> [Dataset rows]
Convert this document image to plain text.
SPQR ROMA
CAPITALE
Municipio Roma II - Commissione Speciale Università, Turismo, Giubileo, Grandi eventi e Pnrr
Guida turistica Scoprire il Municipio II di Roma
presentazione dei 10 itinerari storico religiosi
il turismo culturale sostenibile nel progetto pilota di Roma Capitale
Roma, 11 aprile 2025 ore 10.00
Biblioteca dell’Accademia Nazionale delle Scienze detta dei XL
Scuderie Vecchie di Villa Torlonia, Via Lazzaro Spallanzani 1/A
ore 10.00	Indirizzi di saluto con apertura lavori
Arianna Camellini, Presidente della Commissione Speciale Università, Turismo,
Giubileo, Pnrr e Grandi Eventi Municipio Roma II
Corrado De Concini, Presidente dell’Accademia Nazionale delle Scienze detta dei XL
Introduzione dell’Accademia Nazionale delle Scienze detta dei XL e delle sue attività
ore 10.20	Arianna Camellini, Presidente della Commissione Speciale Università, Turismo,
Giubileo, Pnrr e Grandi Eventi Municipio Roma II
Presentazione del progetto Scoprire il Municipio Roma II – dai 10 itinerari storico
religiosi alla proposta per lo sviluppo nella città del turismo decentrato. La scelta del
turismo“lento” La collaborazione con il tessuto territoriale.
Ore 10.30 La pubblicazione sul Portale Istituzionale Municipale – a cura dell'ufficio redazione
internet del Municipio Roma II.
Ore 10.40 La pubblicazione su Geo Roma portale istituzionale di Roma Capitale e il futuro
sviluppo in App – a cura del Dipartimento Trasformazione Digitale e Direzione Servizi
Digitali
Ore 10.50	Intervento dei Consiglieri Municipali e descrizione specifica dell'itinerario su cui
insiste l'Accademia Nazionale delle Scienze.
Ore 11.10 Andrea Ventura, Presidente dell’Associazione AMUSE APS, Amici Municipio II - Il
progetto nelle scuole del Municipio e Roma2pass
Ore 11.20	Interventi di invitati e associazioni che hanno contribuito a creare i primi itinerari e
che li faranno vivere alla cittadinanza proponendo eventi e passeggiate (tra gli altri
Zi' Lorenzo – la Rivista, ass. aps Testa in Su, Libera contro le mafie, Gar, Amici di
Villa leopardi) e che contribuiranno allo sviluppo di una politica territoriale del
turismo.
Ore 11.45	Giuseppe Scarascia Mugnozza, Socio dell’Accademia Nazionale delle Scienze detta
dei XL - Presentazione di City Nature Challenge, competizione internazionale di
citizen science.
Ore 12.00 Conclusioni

> [Given task] Reproduce the data in its entirety, matching each character.

> [Output of the task]
Convert this document image to plain text.
SPQR ROMA
CAPITALE
Municipio Roma II - Commissione Speciale Università, Turismo, Giubileo, Grandi eventi e Pnrr
Guida turistica Scoprire il Municipio II di Roma
presentazione dei 10 itinerari storico religiosi
il turismo culturale sostenibile nel progetto pilota di Roma Capitale
Roma, 11 aprile 2025 ore 10.00
Biblioteca dell’Accademia Nazionale delle Scienze detta dei XL
Scuderie Vecchie di Villa Torlonia, Via Lazzaro Spallanzani 1/A
ore 10.00	Indirizzi di saluto con apertura lavori
Arianna Camellini, Presidente della Commissione Speciale Università, Turismo,
Giubileo, Pnrr e Grandi Eventi Municipio Roma II
Corrado De Concini, Presidente dell’Accademia Nazionale delle Scienze detta dei XL
Introduzione dell’Accademia Nazionale delle Scienze detta dei XL e delle sue attività
ore 10.20	Arianna Camellini, Presidente della Commissione Speciale Università, Turismo,
Giubileo, Pnrr e Grandi Eventi Municipio Roma II
Presentazione del progetto Scoprire il Municipio Roma II – dai 10 itinerari storico
religiosi alla proposta per lo sviluppo nella città del turismo decentrato. La scelta del
turismo“lento” La collaborazione con il tessuto territoriale.
Ore 10.30 La pubblicazione sul Portale Istituzionale Municipale – a cura dell'ufficio redazione
internet del Municipio Roma II.
Ore 10.40 La pubblicazione su Geo Roma portale istituzionale di Roma Capitale e il futuro
sviluppo in App – a cura del Dipartimento Trasformazione Digitale e Direzione Servizi
Digitali
Ore 10.50	Intervento dei Consiglieri Municipali e descrizione specifica dell'itinerario su cui
insiste l'Accademia Nazionale delle Scienze.
Ore 11.10 Andrea Ventura, Presidente dell’Associazione AMUSE APS, Amici Municipio II - Il
progetto nelle scuole del Municipio e Roma2pass
Ore 11.20	Interventi di invitati e associazioni che hanno contribuito a creare i primi itinerari e
che li faranno vivere alla cittadinanza proponendo eventi e passeggiate (tra gli altri
Zi' Lorenzo – la Rivista, ass. aps Testa in Su, Libera contro le mafie, Gar, Amici di
Villa leopardi) e che contribuiranno allo sviluppo di una politica territoriale del
turismo.
Ore 11.45	Giuseppe Scarascia Mugnozza, Socio dell’Accademia Nazionale delle Scienze detta
dei XL - Presentazione di City Nature Challenge, competizione internazionale di
citizen science.
Ore 12.00 Conclusioni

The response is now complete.